→ **What to work on**: Where a line below holds the string "System", copy that line.

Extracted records
----
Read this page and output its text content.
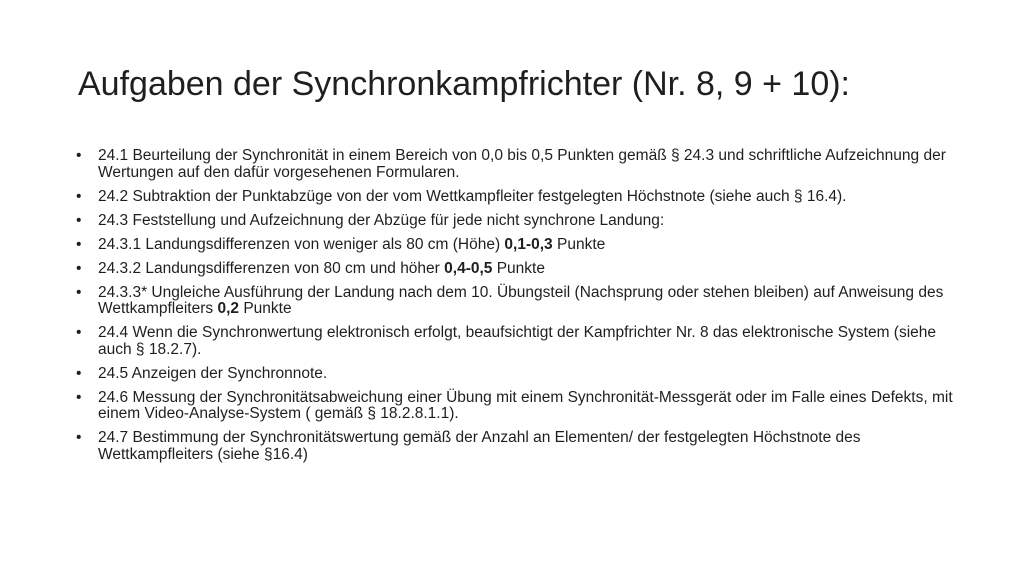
Aufgaben der Synchronkampfrichter (Nr. 8, 9 + 10):
• 24.1 Beurteilung der Synchronität in einem Bereich von 0,0 bis 0,5 Punkten gemäß § 24.3 und schriftliche Aufzeichnung der Wertungen auf den dafür vorgesehenen Formularen.
• 24.2 Subtraktion der Punktabzüge von der vom Wettkampfleiter festgelegten Höchstnote (siehe auch § 16.4).
• 24.3 Feststellung und Aufzeichnung der Abzüge für jede nicht synchrone Landung:
• 24.3.1 Landungsdifferenzen von weniger als 80 cm (Höhe) 0,1-0,3 Punkte
• 24.3.2 Landungsdifferenzen von 80 cm und höher 0,4-0,5 Punkte
• 24.3.3* Ungleiche Ausführung der Landung nach dem 10. Übungsteil (Nachsprung oder stehen bleiben) auf Anweisung des Wettkampfleiters 0,2 Punkte
• 24.4 Wenn die Synchronwertung elektronisch erfolgt, beaufsichtigt der Kampfrichter Nr. 8 das elektronische System (siehe auch § 18.2.7).
• 24.5 Anzeigen der Synchronnote.
• 24.6 Messung der Synchronitätsabweichung einer Übung mit einem Synchronität-Messgerät oder im Falle eines Defekts, mit einem Video-Analyse-System ( gemäß § 18.2.8.1.1).
• 24.7 Bestimmung der Synchronitätswertung gemäß der Anzahl an Elementen/ der festgelegten Höchstnote des Wettkampfleiters (siehe §16.4)
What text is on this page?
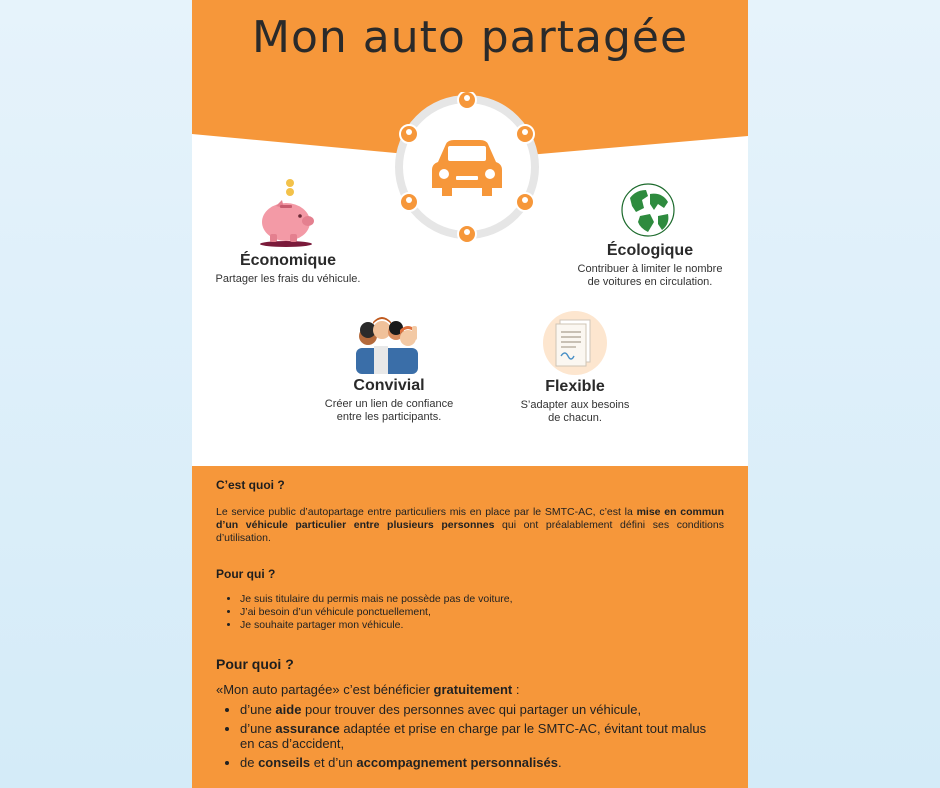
Mon auto partagée
Économique

Partager les frais du véhicule.

Écologique

Contribuer à limiter le nombre
de voitures en circulation.

Convivial

Créer un lien de confiance
entre les participants.

Flexible

S’adapter aux besoins
de chacun.

C’est quoi ?

Le service public d’autopartage entre particuliers mis en place par le SMTC-AC, c’est la mise en commun d’un véhicule particulier entre plusieurs personnes qui ont préalablement défini ses conditions d’utilisation.

Pour qui ?
• Je suis titulaire du permis mais ne possède pas de voiture,
• J’ai besoin d’un véhicule ponctuellement,
• Je souhaite partager mon véhicule.
Pour quoi ?

«Mon auto partagée» c’est bénéficier gratuitement :

• d’une aide pour trouver des personnes avec qui partager un véhicule,
• d’une assurance adaptée et prise en charge par le SMTC-AC, évitant tout malus en cas d’accident,
• de conseils et d’un accompagnement personnalisés.
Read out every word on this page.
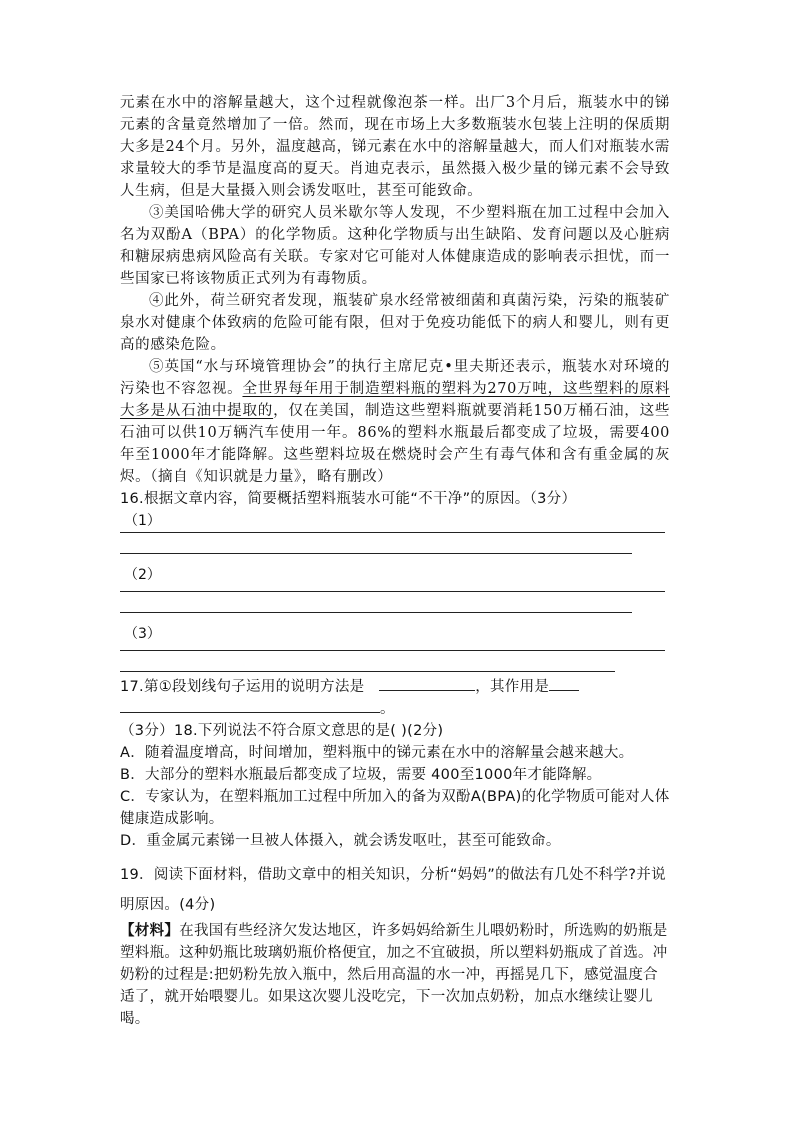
元素在水中的溶解量越大，这个过程就像泡茶一样。出厂3个月后，瓶装水中的锑元素的含量竟然增加了一倍。然而，现在市场上大多数瓶装水包装上注明的保质期大多是24个月。另外，温度越高，锑元素在水中的溶解量越大，而人们对瓶装水需求量较大的季节是温度高的夏天。肖迪克表示，虽然摄入极少量的锑元素不会导致人生病，但是大量摄入则会诱发呕吐，甚至可能致命。

③美国哈佛大学的研究人员米歇尔等人发现，不少塑料瓶在加工过程中会加入名为双酚A（BPA）的化学物质。这种化学物质与出生缺陷、发育问题以及心脏病和糖尿病患病风险高有关联。专家对它可能对人体健康造成的影响表示担忧，而一些国家已将该物质正式列为有毒物质。

④此外，荷兰研究者发现，瓶装矿泉水经常被细菌和真菌污染，污染的瓶装矿泉水对健康个体致病的危险可能有限，但对于免疫功能低下的病人和婴儿，则有更高的感染危险。

⑤英国“水与环境管理协会”的执行主席尼克•里夫斯还表示，瓶装水对环境的污染也不容忽视。全世界每年用于制造塑料瓶的塑料为270万吨，这些塑料的原料大多是从石油中提取的，仅在美国，制造这些塑料瓶就要消耗150万桶石油，这些石油可以供10万辆汽车使用一年。86%的塑料水瓶最后都变成了垃圾，需要400年至1000年才能降解。这些塑料垃圾在燃烧时会产生有毒气体和含有重金属的灰烬。（摘自《知识就是力量》，略有删改）

16.根据文章内容，简要概括塑料瓶装水可能“不干净”的原因。（3分）

（1）

（2）

（3）

17.第①段划线句子运用的说明方法是	，其作用是

。

（3分）18.下列说法不符合原文意思的是( )(2分)

A．随着温度增高，时间增加，塑料瓶中的锑元素在水中的溶解量会越来越大。

B．大部分的塑料水瓶最后都变成了垃圾，需要 400至1000年才能降解。

C．专家认为，在塑料瓶加工过程中所加入的备为双酚A(BPA)的化学物质可能对人体健康造成影响。

D．重金属元素锑一旦被人体摄入，就会诱发呕吐，甚至可能致命。

19．阅读下面材料，借助文章中的相关知识，分析“妈妈”的做法有几处不科学?并说明原因。(4分)

【材料】在我国有些经济欠发达地区，许多妈妈给新生儿喂奶粉时，所选购的奶瓶是塑料瓶。这种奶瓶比玻璃奶瓶价格便宜，加之不宜破损，所以塑料奶瓶成了首选。冲奶粉的过程是:把奶粉先放入瓶中，然后用高温的水一冲，再摇晃几下，感觉温度合适了，就开始喂婴儿。如果这次婴儿没吃完，下一次加点奶粉，加点水继续让婴儿喝。
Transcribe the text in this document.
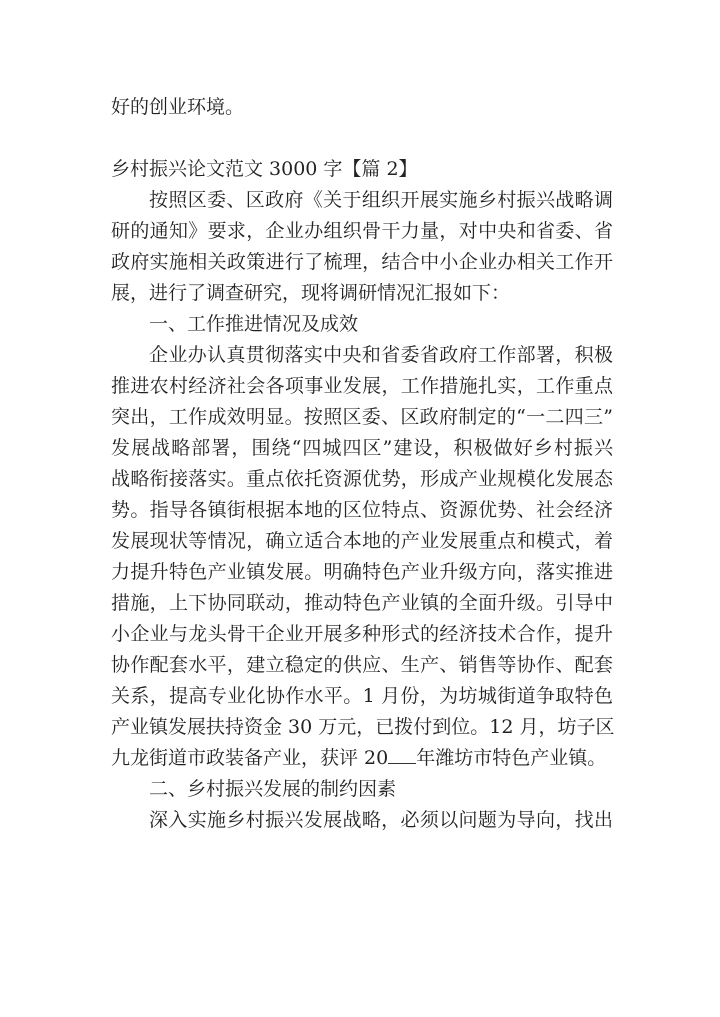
好的创业环境。
乡村振兴论文范文 3000 字【篇 2】
按照区委、区政府《关于组织开展实施乡村振兴战略调
研的通知》要求，企业办组织骨干力量，对中央和省委、省
政府实施相关政策进行了梳理，结合中小企业办相关工作开
展，进行了调查研究，现将调研情况汇报如下：
一、工作推进情况及成效
企业办认真贯彻落实中央和省委省政府工作部署，积极
推进农村经济社会各项事业发展，工作措施扎实，工作重点
突出，工作成效明显。按照区委、区政府制定的“一二四三”
发展战略部署，围绕“四城四区”建设，积极做好乡村振兴
战略衔接落实。重点依托资源优势，形成产业规模化发展态
势。指导各镇街根据本地的区位特点、资源优势、社会经济
发展现状等情况，确立适合本地的产业发展重点和模式，着
力提升特色产业镇发展。明确特色产业升级方向，落实推进
措施，上下协同联动，推动特色产业镇的全面升级。引导中
小企业与龙头骨干企业开展多种形式的经济技术合作，提升
协作配套水平，建立稳定的供应、生产、销售等协作、配套
关系，提高专业化协作水平。1 月份，为坊城街道争取特色
产业镇发展扶持资金 30 万元，已拨付到位。12 月，坊子区
九龙街道市政装备产业，获评 20 年潍坊市特色产业镇。
二、乡村振兴发展的制约因素
深入实施乡村振兴发展战略，必须以问题为导向，找出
----
→ **Expected answer**:
• 24.4 Wenn die Synchronwertung elektronisch erfolgt, beaufsichtigt der Kampfrichter Nr. 8 das elektronische System (siehe auch § 18.2.7).
• 24.6 Messung der Synchronitätsabweichung einer Übung mit einem Synchronität-Messgerät oder im Falle eines Defekts, mit einem Video-Analyse-System ( gemäß § 18.2.8.1.1).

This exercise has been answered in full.